==== Provided information ====
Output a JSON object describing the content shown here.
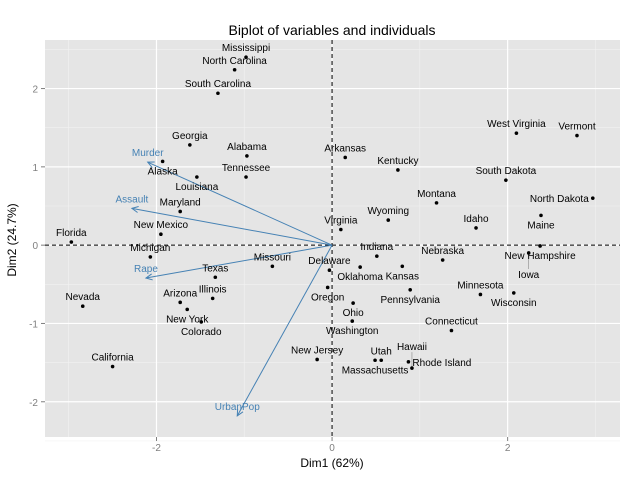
{
  "chart_data": {
    "type": "scatter",
    "title": "Biplot of variables and individuals",
    "xlabel": "Dim1 (62%)",
    "ylabel": "Dim2 (24.7%)",
    "xlim": [
      -3.27,
      3.28
    ],
    "ylim": [
      -2.45,
      2.62
    ],
    "xticks": [
      -2,
      0,
      2
    ],
    "yticks": [
      -2,
      -1,
      0,
      1,
      2
    ],
    "grid": true,
    "reference_lines": {
      "x": 0,
      "y": 0,
      "style": "dashed"
    },
    "individuals": [
      {
        "label": "Mississippi",
        "x": -0.98,
        "y": 2.4
      },
      {
        "label": "North Carolina",
        "x": -1.11,
        "y": 2.24
      },
      {
        "label": "South Carolina",
        "x": -1.3,
        "y": 1.94
      },
      {
        "label": "Georgia",
        "x": -1.62,
        "y": 1.28
      },
      {
        "label": "Alabama",
        "x": -0.97,
        "y": 1.14
      },
      {
        "label": "Alaska",
        "x": -1.93,
        "y": 1.07
      },
      {
        "label": "Louisiana",
        "x": -1.54,
        "y": 0.87
      },
      {
        "label": "Tennessee",
        "x": -0.98,
        "y": 0.87
      },
      {
        "label": "Maryland",
        "x": -1.73,
        "y": 0.43
      },
      {
        "label": "New Mexico",
        "x": -1.95,
        "y": 0.14
      },
      {
        "label": "Florida",
        "x": -2.97,
        "y": 0.04
      },
      {
        "label": "Michigan",
        "x": -2.07,
        "y": -0.15
      },
      {
        "label": "Texas",
        "x": -1.33,
        "y": -0.41
      },
      {
        "label": "Missouri",
        "x": -0.68,
        "y": -0.27
      },
      {
        "label": "Illinois",
        "x": -1.36,
        "y": -0.68
      },
      {
        "label": "Arizona",
        "x": -1.73,
        "y": -0.73
      },
      {
        "label": "New York",
        "x": -1.65,
        "y": -0.82
      },
      {
        "label": "Colorado",
        "x": -1.49,
        "y": -0.98
      },
      {
        "label": "Nevada",
        "x": -2.84,
        "y": -0.78
      },
      {
        "label": "California",
        "x": -2.5,
        "y": -1.55
      },
      {
        "label": "Arkansas",
        "x": 0.15,
        "y": 1.12
      },
      {
        "label": "Kentucky",
        "x": 0.75,
        "y": 0.96
      },
      {
        "label": "West Virginia",
        "x": 2.1,
        "y": 1.43
      },
      {
        "label": "Vermont",
        "x": 2.79,
        "y": 1.4
      },
      {
        "label": "South Dakota",
        "x": 1.98,
        "y": 0.83
      },
      {
        "label": "North Dakota",
        "x": 2.97,
        "y": 0.6
      },
      {
        "label": "Montana",
        "x": 1.19,
        "y": 0.54
      },
      {
        "label": "Maine",
        "x": 2.38,
        "y": 0.38
      },
      {
        "label": "Wyoming",
        "x": 0.64,
        "y": 0.32
      },
      {
        "label": "Idaho",
        "x": 1.64,
        "y": 0.22
      },
      {
        "label": "Virginia",
        "x": 0.1,
        "y": 0.2
      },
      {
        "label": "New Hampshire",
        "x": 2.37,
        "y": -0.01
      },
      {
        "label": "Iowa",
        "x": 2.24,
        "y": -0.1
      },
      {
        "label": "Indiana",
        "x": 0.51,
        "y": -0.14
      },
      {
        "label": "Kansas",
        "x": 0.8,
        "y": -0.27
      },
      {
        "label": "Nebraska",
        "x": 1.26,
        "y": -0.19
      },
      {
        "label": "Oklahoma",
        "x": 0.32,
        "y": -0.28
      },
      {
        "label": "Delaware",
        "x": -0.03,
        "y": -0.32
      },
      {
        "label": "Oregon",
        "x": -0.05,
        "y": -0.54
      },
      {
        "label": "Pennsylvania",
        "x": 0.89,
        "y": -0.57
      },
      {
        "label": "Minnesota",
        "x": 1.69,
        "y": -0.63
      },
      {
        "label": "Wisconsin",
        "x": 2.07,
        "y": -0.61
      },
      {
        "label": "Ohio",
        "x": 0.24,
        "y": -0.74
      },
      {
        "label": "Washington",
        "x": 0.23,
        "y": -0.97
      },
      {
        "label": "Connecticut",
        "x": 1.36,
        "y": -1.09
      },
      {
        "label": "New Jersey",
        "x": -0.17,
        "y": -1.46
      },
      {
        "label": "Massachusetts",
        "x": 0.49,
        "y": -1.47
      },
      {
        "label": "Utah",
        "x": 0.56,
        "y": -1.47
      },
      {
        "label": "Rhode Island",
        "x": 0.87,
        "y": -1.49
      },
      {
        "label": "Hawaii",
        "x": 0.91,
        "y": -1.57
      }
    ],
    "variables": [
      {
        "label": "Murder",
        "x": -2.1,
        "y": 1.06
      },
      {
        "label": "Assault",
        "x": -2.28,
        "y": 0.47
      },
      {
        "label": "Rape",
        "x": -2.12,
        "y": -0.42
      },
      {
        "label": "UrbanPop",
        "x": -1.08,
        "y": -2.18
      }
    ],
    "colors": {
      "panel": "#E5E5E5",
      "grid_major": "#FFFFFF",
      "grid_minor": "#F2F2F2",
      "points": "#000000",
      "variables": "#4682B4",
      "tick_text": "#7F7F7F"
    }
  }
}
====
# [Prompt]
Repeat all of the data above word for word, minus the pictures.

# [Correct result]
Output a JSON object describing the content shown here.
{
  "chart_data": {
    "type": "scatter",
    "title": "Biplot of variables and individuals",
    "xlabel": "Dim1 (62%)",
    "ylabel": "Dim2 (24.7%)",
    "xlim": [
      -3.27,
      3.28
    ],
    "ylim": [
      -2.45,
      2.62
    ],
    "xticks": [
      -2,
      0,
      2
    ],
    "yticks": [
      -2,
      -1,
      0,
      1,
      2
    ],
    "grid": true,
    "reference_lines": {
      "x": 0,
      "y": 0,
      "style": "dashed"
    },
    "individuals": [
      {
        "label": "Mississippi",
        "x": -0.98,
        "y": 2.4
      },
      {
        "label": "North Carolina",
        "x": -1.11,
        "y": 2.24
      },
      {
        "label": "South Carolina",
        "x": -1.3,
        "y": 1.94
      },
      {
        "label": "Georgia",
        "x": -1.62,
        "y": 1.28
      },
      {
        "label": "Alabama",
        "x": -0.97,
        "y": 1.14
      },
      {
        "label": "Alaska",
        "x": -1.93,
        "y": 1.07
      },
      {
        "label": "Louisiana",
        "x": -1.54,
        "y": 0.87
      },
      {
        "label": "Tennessee",
        "x": -0.98,
        "y": 0.87
      },
      {
        "label": "Maryland",
        "x": -1.73,
        "y": 0.43
      },
      {
        "label": "New Mexico",
        "x": -1.95,
        "y": 0.14
      },
      {
        "label": "Florida",
        "x": -2.97,
        "y": 0.04
      },
      {
        "label": "Michigan",
        "x": -2.07,
        "y": -0.15
      },
      {
        "label": "Texas",
        "x": -1.33,
        "y": -0.41
      },
      {
        "label": "Missouri",
        "x": -0.68,
        "y": -0.27
      },
      {
        "label": "Illinois",
        "x": -1.36,
        "y": -0.68
      },
      {
        "label": "Arizona",
        "x": -1.73,
        "y": -0.73
      },
      {
        "label": "New York",
        "x": -1.65,
        "y": -0.82
      },
      {
        "label": "Colorado",
        "x": -1.49,
        "y": -0.98
      },
      {
        "label": "Nevada",
        "x": -2.84,
        "y": -0.78
      },
      {
        "label": "California",
        "x": -2.5,
        "y": -1.55
      },
      {
        "label": "Arkansas",
        "x": 0.15,
        "y": 1.12
      },
      {
        "label": "Kentucky",
        "x": 0.75,
        "y": 0.96
      },
      {
        "label": "West Virginia",
        "x": 2.1,
        "y": 1.43
      },
      {
        "label": "Vermont",
        "x": 2.79,
        "y": 1.4
      },
      {
        "label": "South Dakota",
        "x": 1.98,
        "y": 0.83
      },
      {
        "label": "North Dakota",
        "x": 2.97,
        "y": 0.6
      },
      {
        "label": "Montana",
        "x": 1.19,
        "y": 0.54
      },
      {
        "label": "Maine",
        "x": 2.38,
        "y": 0.38
      },
      {
        "label": "Wyoming",
        "x": 0.64,
        "y": 0.32
      },
      {
        "label": "Idaho",
        "x": 1.64,
        "y": 0.22
      },
      {
        "label": "Virginia",
        "x": 0.1,
        "y": 0.2
      },
      {
        "label": "New Hampshire",
        "x": 2.37,
        "y": -0.01
      },
      {
        "label": "Iowa",
        "x": 2.24,
        "y": -0.1
      },
      {
        "label": "Indiana",
        "x": 0.51,
        "y": -0.14
      },
      {
        "label": "Kansas",
        "x": 0.8,
        "y": -0.27
      },
      {
        "label": "Nebraska",
        "x": 1.26,
        "y": -0.19
      },
      {
        "label": "Oklahoma",
        "x": 0.32,
        "y": -0.28
      },
      {
        "label": "Delaware",
        "x": -0.03,
        "y": -0.32
      },
      {
        "label": "Oregon",
        "x": -0.05,
        "y": -0.54
      },
      {
        "label": "Pennsylvania",
        "x": 0.89,
        "y": -0.57
      },
      {
        "label": "Minnesota",
        "x": 1.69,
        "y": -0.63
      },
      {
        "label": "Wisconsin",
        "x": 2.07,
        "y": -0.61
      },
      {
        "label": "Ohio",
        "x": 0.24,
        "y": -0.74
      },
      {
        "label": "Washington",
        "x": 0.23,
        "y": -0.97
      },
      {
        "label": "Connecticut",
        "x": 1.36,
        "y": -1.09
      },
      {
        "label": "New Jersey",
        "x": -0.17,
        "y": -1.46
      },
      {
        "label": "Massachusetts",
        "x": 0.49,
        "y": -1.47
      },
      {
        "label": "Utah",
        "x": 0.56,
        "y": -1.47
      },
      {
        "label": "Rhode Island",
        "x": 0.87,
        "y": -1.49
      },
      {
        "label": "Hawaii",
        "x": 0.91,
        "y": -1.57
      }
    ],
    "variables": [
      {
        "label": "Murder",
        "x": -2.1,
        "y": 1.06
      },
      {
        "label": "Assault",
        "x": -2.28,
        "y": 0.47
      },
      {
        "label": "Rape",
        "x": -2.12,
        "y": -0.42
      },
      {
        "label": "UrbanPop",
        "x": -1.08,
        "y": -2.18
      }
    ],
    "colors": {
      "panel": "#E5E5E5",
      "grid_major": "#FFFFFF",
      "grid_minor": "#F2F2F2",
      "points": "#000000",
      "variables": "#4682B4",
      "tick_text": "#7F7F7F"
    }
  }
}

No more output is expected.